Extracted records
- - -

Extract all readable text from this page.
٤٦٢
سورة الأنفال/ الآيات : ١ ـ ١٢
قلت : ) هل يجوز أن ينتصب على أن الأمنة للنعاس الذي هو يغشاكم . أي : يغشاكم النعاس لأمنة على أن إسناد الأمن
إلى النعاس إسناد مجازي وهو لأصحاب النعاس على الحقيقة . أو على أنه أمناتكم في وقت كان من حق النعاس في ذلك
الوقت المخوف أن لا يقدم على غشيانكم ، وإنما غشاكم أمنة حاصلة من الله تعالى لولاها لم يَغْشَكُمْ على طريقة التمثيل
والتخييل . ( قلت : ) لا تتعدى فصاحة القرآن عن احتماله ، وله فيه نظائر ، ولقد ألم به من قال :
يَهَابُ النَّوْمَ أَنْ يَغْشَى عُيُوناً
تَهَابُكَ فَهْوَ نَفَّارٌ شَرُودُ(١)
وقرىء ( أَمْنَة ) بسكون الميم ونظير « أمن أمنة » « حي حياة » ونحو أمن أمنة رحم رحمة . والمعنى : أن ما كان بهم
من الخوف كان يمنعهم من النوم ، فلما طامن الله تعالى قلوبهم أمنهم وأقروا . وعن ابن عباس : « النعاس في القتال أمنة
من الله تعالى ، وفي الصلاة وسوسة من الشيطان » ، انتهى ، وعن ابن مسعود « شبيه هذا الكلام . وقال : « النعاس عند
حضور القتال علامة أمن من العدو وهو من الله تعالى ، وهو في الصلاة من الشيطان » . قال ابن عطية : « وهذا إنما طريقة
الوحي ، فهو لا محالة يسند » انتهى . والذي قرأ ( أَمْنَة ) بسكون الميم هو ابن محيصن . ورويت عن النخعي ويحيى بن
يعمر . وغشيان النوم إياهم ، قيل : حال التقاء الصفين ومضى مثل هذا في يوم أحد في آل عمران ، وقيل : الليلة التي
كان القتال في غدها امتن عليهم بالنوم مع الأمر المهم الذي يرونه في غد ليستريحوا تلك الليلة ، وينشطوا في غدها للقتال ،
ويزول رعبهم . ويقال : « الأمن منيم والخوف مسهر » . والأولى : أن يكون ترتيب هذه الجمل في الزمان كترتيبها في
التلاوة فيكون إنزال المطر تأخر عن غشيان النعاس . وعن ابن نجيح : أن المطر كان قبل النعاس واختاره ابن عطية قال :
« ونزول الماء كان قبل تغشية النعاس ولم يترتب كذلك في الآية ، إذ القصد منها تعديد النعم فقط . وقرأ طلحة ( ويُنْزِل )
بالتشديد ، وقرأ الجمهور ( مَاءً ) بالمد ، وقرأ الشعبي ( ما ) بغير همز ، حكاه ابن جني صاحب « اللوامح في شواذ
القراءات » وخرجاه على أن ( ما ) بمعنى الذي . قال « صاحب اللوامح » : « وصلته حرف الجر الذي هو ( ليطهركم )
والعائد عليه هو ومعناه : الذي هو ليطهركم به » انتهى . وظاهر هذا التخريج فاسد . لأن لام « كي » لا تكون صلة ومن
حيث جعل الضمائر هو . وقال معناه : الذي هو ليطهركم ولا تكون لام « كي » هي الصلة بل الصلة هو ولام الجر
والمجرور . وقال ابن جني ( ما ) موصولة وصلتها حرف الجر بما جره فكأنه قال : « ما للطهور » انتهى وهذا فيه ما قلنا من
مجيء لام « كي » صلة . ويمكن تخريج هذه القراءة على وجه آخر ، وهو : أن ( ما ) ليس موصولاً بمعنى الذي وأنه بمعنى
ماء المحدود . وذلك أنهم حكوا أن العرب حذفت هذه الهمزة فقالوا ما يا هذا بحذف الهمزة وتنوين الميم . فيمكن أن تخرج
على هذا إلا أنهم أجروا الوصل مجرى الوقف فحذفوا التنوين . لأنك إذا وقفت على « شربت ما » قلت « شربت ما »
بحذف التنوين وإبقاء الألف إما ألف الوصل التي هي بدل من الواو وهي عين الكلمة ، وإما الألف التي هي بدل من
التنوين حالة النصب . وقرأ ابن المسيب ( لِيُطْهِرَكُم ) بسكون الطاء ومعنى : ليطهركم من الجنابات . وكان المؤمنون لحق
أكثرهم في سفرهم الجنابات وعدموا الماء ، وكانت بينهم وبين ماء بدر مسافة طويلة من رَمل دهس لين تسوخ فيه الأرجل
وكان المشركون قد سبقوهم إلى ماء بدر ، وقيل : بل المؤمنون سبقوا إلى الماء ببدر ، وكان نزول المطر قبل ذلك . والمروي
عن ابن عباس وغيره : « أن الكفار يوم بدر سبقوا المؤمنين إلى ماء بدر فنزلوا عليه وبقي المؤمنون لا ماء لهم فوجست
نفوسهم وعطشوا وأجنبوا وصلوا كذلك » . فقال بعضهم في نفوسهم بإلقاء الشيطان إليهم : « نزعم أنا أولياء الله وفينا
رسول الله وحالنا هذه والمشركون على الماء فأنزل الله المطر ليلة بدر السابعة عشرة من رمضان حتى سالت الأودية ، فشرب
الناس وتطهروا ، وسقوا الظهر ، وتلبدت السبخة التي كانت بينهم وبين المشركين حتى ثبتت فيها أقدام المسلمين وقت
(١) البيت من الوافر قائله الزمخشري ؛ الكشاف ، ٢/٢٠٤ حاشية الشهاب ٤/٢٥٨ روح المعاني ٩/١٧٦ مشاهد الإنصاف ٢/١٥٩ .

- - -

> TASK REQUIREMENTS:
Your task is to reproduce the whole listing exactly.

> IN RESPONSE:
Extract all readable text from this page.
٤٦٢
سورة الأنفال/ الآيات : ١ ـ ١٢
قلت : ) هل يجوز أن ينتصب على أن الأمنة للنعاس الذي هو يغشاكم . أي : يغشاكم النعاس لأمنة على أن إسناد الأمن
إلى النعاس إسناد مجازي وهو لأصحاب النعاس على الحقيقة . أو على أنه أمناتكم في وقت كان من حق النعاس في ذلك
الوقت المخوف أن لا يقدم على غشيانكم ، وإنما غشاكم أمنة حاصلة من الله تعالى لولاها لم يَغْشَكُمْ على طريقة التمثيل
والتخييل . ( قلت : ) لا تتعدى فصاحة القرآن عن احتماله ، وله فيه نظائر ، ولقد ألم به من قال :
يَهَابُ النَّوْمَ أَنْ يَغْشَى عُيُوناً
تَهَابُكَ فَهْوَ نَفَّارٌ شَرُودُ(١)
وقرىء ( أَمْنَة ) بسكون الميم ونظير « أمن أمنة » « حي حياة » ونحو أمن أمنة رحم رحمة . والمعنى : أن ما كان بهم
من الخوف كان يمنعهم من النوم ، فلما طامن الله تعالى قلوبهم أمنهم وأقروا . وعن ابن عباس : « النعاس في القتال أمنة
من الله تعالى ، وفي الصلاة وسوسة من الشيطان » ، انتهى ، وعن ابن مسعود « شبيه هذا الكلام . وقال : « النعاس عند
حضور القتال علامة أمن من العدو وهو من الله تعالى ، وهو في الصلاة من الشيطان » . قال ابن عطية : « وهذا إنما طريقة
الوحي ، فهو لا محالة يسند » انتهى . والذي قرأ ( أَمْنَة ) بسكون الميم هو ابن محيصن . ورويت عن النخعي ويحيى بن
يعمر . وغشيان النوم إياهم ، قيل : حال التقاء الصفين ومضى مثل هذا في يوم أحد في آل عمران ، وقيل : الليلة التي
كان القتال في غدها امتن عليهم بالنوم مع الأمر المهم الذي يرونه في غد ليستريحوا تلك الليلة ، وينشطوا في غدها للقتال ،
ويزول رعبهم . ويقال : « الأمن منيم والخوف مسهر » . والأولى : أن يكون ترتيب هذه الجمل في الزمان كترتيبها في
التلاوة فيكون إنزال المطر تأخر عن غشيان النعاس . وعن ابن نجيح : أن المطر كان قبل النعاس واختاره ابن عطية قال :
« ونزول الماء كان قبل تغشية النعاس ولم يترتب كذلك في الآية ، إذ القصد منها تعديد النعم فقط . وقرأ طلحة ( ويُنْزِل )
بالتشديد ، وقرأ الجمهور ( مَاءً ) بالمد ، وقرأ الشعبي ( ما ) بغير همز ، حكاه ابن جني صاحب « اللوامح في شواذ
القراءات » وخرجاه على أن ( ما ) بمعنى الذي . قال « صاحب اللوامح » : « وصلته حرف الجر الذي هو ( ليطهركم )
والعائد عليه هو ومعناه : الذي هو ليطهركم به » انتهى . وظاهر هذا التخريج فاسد . لأن لام « كي » لا تكون صلة ومن
حيث جعل الضمائر هو . وقال معناه : الذي هو ليطهركم ولا تكون لام « كي » هي الصلة بل الصلة هو ولام الجر
والمجرور . وقال ابن جني ( ما ) موصولة وصلتها حرف الجر بما جره فكأنه قال : « ما للطهور » انتهى وهذا فيه ما قلنا من
مجيء لام « كي » صلة . ويمكن تخريج هذه القراءة على وجه آخر ، وهو : أن ( ما ) ليس موصولاً بمعنى الذي وأنه بمعنى
ماء المحدود . وذلك أنهم حكوا أن العرب حذفت هذه الهمزة فقالوا ما يا هذا بحذف الهمزة وتنوين الميم . فيمكن أن تخرج
على هذا إلا أنهم أجروا الوصل مجرى الوقف فحذفوا التنوين . لأنك إذا وقفت على « شربت ما » قلت « شربت ما »
بحذف التنوين وإبقاء الألف إما ألف الوصل التي هي بدل من الواو وهي عين الكلمة ، وإما الألف التي هي بدل من
التنوين حالة النصب . وقرأ ابن المسيب ( لِيُطْهِرَكُم ) بسكون الطاء ومعنى : ليطهركم من الجنابات . وكان المؤمنون لحق
أكثرهم في سفرهم الجنابات وعدموا الماء ، وكانت بينهم وبين ماء بدر مسافة طويلة من رَمل دهس لين تسوخ فيه الأرجل
وكان المشركون قد سبقوهم إلى ماء بدر ، وقيل : بل المؤمنون سبقوا إلى الماء ببدر ، وكان نزول المطر قبل ذلك . والمروي
عن ابن عباس وغيره : « أن الكفار يوم بدر سبقوا المؤمنين إلى ماء بدر فنزلوا عليه وبقي المؤمنون لا ماء لهم فوجست
نفوسهم وعطشوا وأجنبوا وصلوا كذلك » . فقال بعضهم في نفوسهم بإلقاء الشيطان إليهم : « نزعم أنا أولياء الله وفينا
رسول الله وحالنا هذه والمشركون على الماء فأنزل الله المطر ليلة بدر السابعة عشرة من رمضان حتى سالت الأودية ، فشرب
الناس وتطهروا ، وسقوا الظهر ، وتلبدت السبخة التي كانت بينهم وبين المشركين حتى ثبتت فيها أقدام المسلمين وقت
(١) البيت من الوافر قائله الزمخشري ؛ الكشاف ، ٢/٢٠٤ حاشية الشهاب ٤/٢٥٨ روح المعاني ٩/١٧٦ مشاهد الإنصاف ٢/١٥٩ .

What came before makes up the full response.